## Goal
Reproduce the records below exactly as given.

## Dataset records
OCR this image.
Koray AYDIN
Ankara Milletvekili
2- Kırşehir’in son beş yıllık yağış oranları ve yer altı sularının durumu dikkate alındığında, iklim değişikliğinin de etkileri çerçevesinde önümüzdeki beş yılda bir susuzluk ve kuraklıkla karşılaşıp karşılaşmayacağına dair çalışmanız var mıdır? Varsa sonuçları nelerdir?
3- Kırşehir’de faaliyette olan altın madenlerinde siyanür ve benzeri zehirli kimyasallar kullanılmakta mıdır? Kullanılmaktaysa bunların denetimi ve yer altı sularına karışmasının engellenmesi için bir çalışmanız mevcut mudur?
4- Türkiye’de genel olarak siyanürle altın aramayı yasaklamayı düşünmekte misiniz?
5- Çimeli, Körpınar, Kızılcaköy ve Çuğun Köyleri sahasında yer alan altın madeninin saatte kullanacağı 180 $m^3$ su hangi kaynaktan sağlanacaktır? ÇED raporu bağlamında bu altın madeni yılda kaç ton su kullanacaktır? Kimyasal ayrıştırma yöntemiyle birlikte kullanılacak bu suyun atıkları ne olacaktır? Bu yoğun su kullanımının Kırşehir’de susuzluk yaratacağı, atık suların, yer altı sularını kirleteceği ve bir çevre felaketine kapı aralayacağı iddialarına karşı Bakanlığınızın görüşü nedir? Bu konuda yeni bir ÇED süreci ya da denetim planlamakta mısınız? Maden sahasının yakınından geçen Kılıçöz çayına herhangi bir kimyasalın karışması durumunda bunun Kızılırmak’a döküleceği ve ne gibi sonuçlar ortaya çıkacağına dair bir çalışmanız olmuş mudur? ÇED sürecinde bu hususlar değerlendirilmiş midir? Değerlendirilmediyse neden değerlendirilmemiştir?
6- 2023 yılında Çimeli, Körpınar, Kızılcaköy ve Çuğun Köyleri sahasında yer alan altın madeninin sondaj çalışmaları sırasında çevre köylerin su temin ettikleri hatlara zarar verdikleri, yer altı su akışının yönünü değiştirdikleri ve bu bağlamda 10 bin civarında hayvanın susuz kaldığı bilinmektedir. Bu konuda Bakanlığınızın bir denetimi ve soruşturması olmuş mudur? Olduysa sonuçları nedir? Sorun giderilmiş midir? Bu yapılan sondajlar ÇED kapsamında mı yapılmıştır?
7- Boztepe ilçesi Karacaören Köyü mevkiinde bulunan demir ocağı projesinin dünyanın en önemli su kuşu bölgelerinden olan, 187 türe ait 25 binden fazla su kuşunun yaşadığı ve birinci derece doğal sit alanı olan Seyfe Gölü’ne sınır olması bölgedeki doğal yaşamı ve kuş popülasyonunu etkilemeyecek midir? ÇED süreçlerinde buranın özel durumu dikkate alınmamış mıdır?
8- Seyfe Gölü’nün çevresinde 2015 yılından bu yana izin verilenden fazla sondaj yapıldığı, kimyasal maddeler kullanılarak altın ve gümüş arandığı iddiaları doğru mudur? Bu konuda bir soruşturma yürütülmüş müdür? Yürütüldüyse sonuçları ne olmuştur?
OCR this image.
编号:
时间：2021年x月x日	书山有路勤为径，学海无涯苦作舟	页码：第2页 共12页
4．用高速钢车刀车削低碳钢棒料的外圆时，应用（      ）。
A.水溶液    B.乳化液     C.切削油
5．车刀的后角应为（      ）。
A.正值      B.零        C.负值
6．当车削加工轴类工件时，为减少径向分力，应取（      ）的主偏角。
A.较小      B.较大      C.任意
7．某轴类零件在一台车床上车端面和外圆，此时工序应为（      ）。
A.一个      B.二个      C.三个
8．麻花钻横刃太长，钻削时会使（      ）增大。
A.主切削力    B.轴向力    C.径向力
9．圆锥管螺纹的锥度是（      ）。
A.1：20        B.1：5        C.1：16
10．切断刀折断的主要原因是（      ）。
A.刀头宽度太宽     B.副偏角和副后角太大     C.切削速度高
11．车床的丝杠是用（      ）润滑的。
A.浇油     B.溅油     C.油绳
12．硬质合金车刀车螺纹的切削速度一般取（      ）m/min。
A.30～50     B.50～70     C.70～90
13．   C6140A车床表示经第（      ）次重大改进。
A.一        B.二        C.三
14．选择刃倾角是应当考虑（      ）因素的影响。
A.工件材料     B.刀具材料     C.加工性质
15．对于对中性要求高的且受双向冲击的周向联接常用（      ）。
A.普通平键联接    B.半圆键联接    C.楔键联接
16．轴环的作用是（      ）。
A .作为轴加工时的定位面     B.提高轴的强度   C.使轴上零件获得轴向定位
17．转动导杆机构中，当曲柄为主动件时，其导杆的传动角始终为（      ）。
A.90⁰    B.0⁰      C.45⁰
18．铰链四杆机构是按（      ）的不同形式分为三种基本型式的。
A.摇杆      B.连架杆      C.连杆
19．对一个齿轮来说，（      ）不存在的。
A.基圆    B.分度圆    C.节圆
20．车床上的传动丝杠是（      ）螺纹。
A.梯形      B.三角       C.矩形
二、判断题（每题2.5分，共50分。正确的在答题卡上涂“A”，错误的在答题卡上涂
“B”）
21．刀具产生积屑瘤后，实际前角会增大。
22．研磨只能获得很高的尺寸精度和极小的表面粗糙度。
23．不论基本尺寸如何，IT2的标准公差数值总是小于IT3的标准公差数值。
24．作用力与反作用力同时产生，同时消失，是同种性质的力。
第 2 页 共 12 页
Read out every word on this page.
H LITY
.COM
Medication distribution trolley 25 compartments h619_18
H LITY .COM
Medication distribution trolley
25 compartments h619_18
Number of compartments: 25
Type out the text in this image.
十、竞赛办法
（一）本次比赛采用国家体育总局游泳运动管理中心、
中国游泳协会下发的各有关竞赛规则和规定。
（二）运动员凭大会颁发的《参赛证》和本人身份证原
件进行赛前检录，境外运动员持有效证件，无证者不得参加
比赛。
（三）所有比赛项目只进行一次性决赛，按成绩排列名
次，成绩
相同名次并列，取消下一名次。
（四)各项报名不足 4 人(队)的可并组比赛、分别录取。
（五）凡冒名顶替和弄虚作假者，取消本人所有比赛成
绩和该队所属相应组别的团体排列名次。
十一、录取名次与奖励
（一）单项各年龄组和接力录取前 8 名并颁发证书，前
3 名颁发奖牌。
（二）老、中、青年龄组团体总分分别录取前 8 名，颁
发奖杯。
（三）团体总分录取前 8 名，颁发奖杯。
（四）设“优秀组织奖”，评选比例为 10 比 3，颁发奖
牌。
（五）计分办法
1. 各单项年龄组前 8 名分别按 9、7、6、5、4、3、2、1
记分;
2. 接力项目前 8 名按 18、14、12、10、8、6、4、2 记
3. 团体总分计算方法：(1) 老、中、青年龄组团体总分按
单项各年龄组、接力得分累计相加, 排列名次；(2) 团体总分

## Solution
OCR this image.
Koray AYDIN
Ankara Milletvekili
2- Kırşehir’in son beş yıllık yağış oranları ve yer altı sularının durumu dikkate alındığında, iklim değişikliğinin de etkileri çerçevesinde önümüzdeki beş yılda bir susuzluk ve kuraklıkla karşılaşıp karşılaşmayacağına dair çalışmanız var mıdır? Varsa sonuçları nelerdir?
3- Kırşehir’de faaliyette olan altın madenlerinde siyanür ve benzeri zehirli kimyasallar kullanılmakta mıdır? Kullanılmaktaysa bunların denetimi ve yer altı sularına karışmasının engellenmesi için bir çalışmanız mevcut mudur?
4- Türkiye’de genel olarak siyanürle altın aramayı yasaklamayı düşünmekte misiniz?
5- Çimeli, Körpınar, Kızılcaköy ve Çuğun Köyleri sahasında yer alan altın madeninin saatte kullanacağı 180 $m^3$ su hangi kaynaktan sağlanacaktır? ÇED raporu bağlamında bu altın madeni yılda kaç ton su kullanacaktır? Kimyasal ayrıştırma yöntemiyle birlikte kullanılacak bu suyun atıkları ne olacaktır? Bu yoğun su kullanımının Kırşehir’de susuzluk yaratacağı, atık suların, yer altı sularını kirleteceği ve bir çevre felaketine kapı aralayacağı iddialarına karşı Bakanlığınızın görüşü nedir? Bu konuda yeni bir ÇED süreci ya da denetim planlamakta mısınız? Maden sahasının yakınından geçen Kılıçöz çayına herhangi bir kimyasalın karışması durumunda bunun Kızılırmak’a döküleceği ve ne gibi sonuçlar ortaya çıkacağına dair bir çalışmanız olmuş mudur? ÇED sürecinde bu hususlar değerlendirilmiş midir? Değerlendirilmediyse neden değerlendirilmemiştir?
6- 2023 yılında Çimeli, Körpınar, Kızılcaköy ve Çuğun Köyleri sahasında yer alan altın madeninin sondaj çalışmaları sırasında çevre köylerin su temin ettikleri hatlara zarar verdikleri, yer altı su akışının yönünü değiştirdikleri ve bu bağlamda 10 bin civarında hayvanın susuz kaldığı bilinmektedir. Bu konuda Bakanlığınızın bir denetimi ve soruşturması olmuş mudur? Olduysa sonuçları nedir? Sorun giderilmiş midir? Bu yapılan sondajlar ÇED kapsamında mı yapılmıştır?
7- Boztepe ilçesi Karacaören Köyü mevkiinde bulunan demir ocağı projesinin dünyanın en önemli su kuşu bölgelerinden olan, 187 türe ait 25 binden fazla su kuşunun yaşadığı ve birinci derece doğal sit alanı olan Seyfe Gölü’ne sınır olması bölgedeki doğal yaşamı ve kuş popülasyonunu etkilemeyecek midir? ÇED süreçlerinde buranın özel durumu dikkate alınmamış mıdır?
8- Seyfe Gölü’nün çevresinde 2015 yılından bu yana izin verilenden fazla sondaj yapıldığı, kimyasal maddeler kullanılarak altın ve gümüş arandığı iddiaları doğru mudur? Bu konuda bir soruşturma yürütülmüş müdür? Yürütüldüyse sonuçları ne olmuştur?
OCR this image.
编号:
时间：2021年x月x日	书山有路勤为径，学海无涯苦作舟	页码：第2页 共12页
4．用高速钢车刀车削低碳钢棒料的外圆时，应用（      ）。
A.水溶液    B.乳化液     C.切削油
5．车刀的后角应为（      ）。
A.正值      B.零        C.负值
6．当车削加工轴类工件时，为减少径向分力，应取（      ）的主偏角。
A.较小      B.较大      C.任意
7．某轴类零件在一台车床上车端面和外圆，此时工序应为（      ）。
A.一个      B.二个      C.三个
8．麻花钻横刃太长，钻削时会使（      ）增大。
A.主切削力    B.轴向力    C.径向力
9．圆锥管螺纹的锥度是（      ）。
A.1：20        B.1：5        C.1：16
10．切断刀折断的主要原因是（      ）。
A.刀头宽度太宽     B.副偏角和副后角太大     C.切削速度高
11．车床的丝杠是用（      ）润滑的。
A.浇油     B.溅油     C.油绳
12．硬质合金车刀车螺纹的切削速度一般取（      ）m/min。
A.30～50     B.50～70     C.70～90
13．   C6140A车床表示经第（      ）次重大改进。
A.一        B.二        C.三
14．选择刃倾角是应当考虑（      ）因素的影响。
A.工件材料     B.刀具材料     C.加工性质
15．对于对中性要求高的且受双向冲击的周向联接常用（      ）。
A.普通平键联接    B.半圆键联接    C.楔键联接
16．轴环的作用是（      ）。
A .作为轴加工时的定位面     B.提高轴的强度   C.使轴上零件获得轴向定位
17．转动导杆机构中，当曲柄为主动件时，其导杆的传动角始终为（      ）。
A.90⁰    B.0⁰      C.45⁰
18．铰链四杆机构是按（      ）的不同形式分为三种基本型式的。
A.摇杆      B.连架杆      C.连杆
19．对一个齿轮来说，（      ）不存在的。
A.基圆    B.分度圆    C.节圆
20．车床上的传动丝杠是（      ）螺纹。
A.梯形      B.三角       C.矩形
二、判断题（每题2.5分，共50分。正确的在答题卡上涂“A”，错误的在答题卡上涂
“B”）
21．刀具产生积屑瘤后，实际前角会增大。
22．研磨只能获得很高的尺寸精度和极小的表面粗糙度。
23．不论基本尺寸如何，IT2的标准公差数值总是小于IT3的标准公差数值。
24．作用力与反作用力同时产生，同时消失，是同种性质的力。
第 2 页 共 12 页
Read out every word on this page.
H LITY
.COM
Medication distribution trolley 25 compartments h619_18
H LITY .COM
Medication distribution trolley
25 compartments h619_18
Number of compartments: 25
Type out the text in this image.
十、竞赛办法
（一）本次比赛采用国家体育总局游泳运动管理中心、
中国游泳协会下发的各有关竞赛规则和规定。
（二）运动员凭大会颁发的《参赛证》和本人身份证原
件进行赛前检录，境外运动员持有效证件，无证者不得参加
比赛。
（三）所有比赛项目只进行一次性决赛，按成绩排列名
次，成绩
相同名次并列，取消下一名次。
（四)各项报名不足 4 人(队)的可并组比赛、分别录取。
（五）凡冒名顶替和弄虚作假者，取消本人所有比赛成
绩和该队所属相应组别的团体排列名次。
十一、录取名次与奖励
（一）单项各年龄组和接力录取前 8 名并颁发证书，前
3 名颁发奖牌。
（二）老、中、青年龄组团体总分分别录取前 8 名，颁
发奖杯。
（三）团体总分录取前 8 名，颁发奖杯。
（四）设“优秀组织奖”，评选比例为 10 比 3，颁发奖
牌。
（五）计分办法
1. 各单项年龄组前 8 名分别按 9、7、6、5、4、3、2、1
记分;
2. 接力项目前 8 名按 18、14、12、10、8、6、4、2 记
3. 团体总分计算方法：(1) 老、中、青年龄组团体总分按
单项各年龄组、接力得分累计相加, 排列名次；(2) 团体总分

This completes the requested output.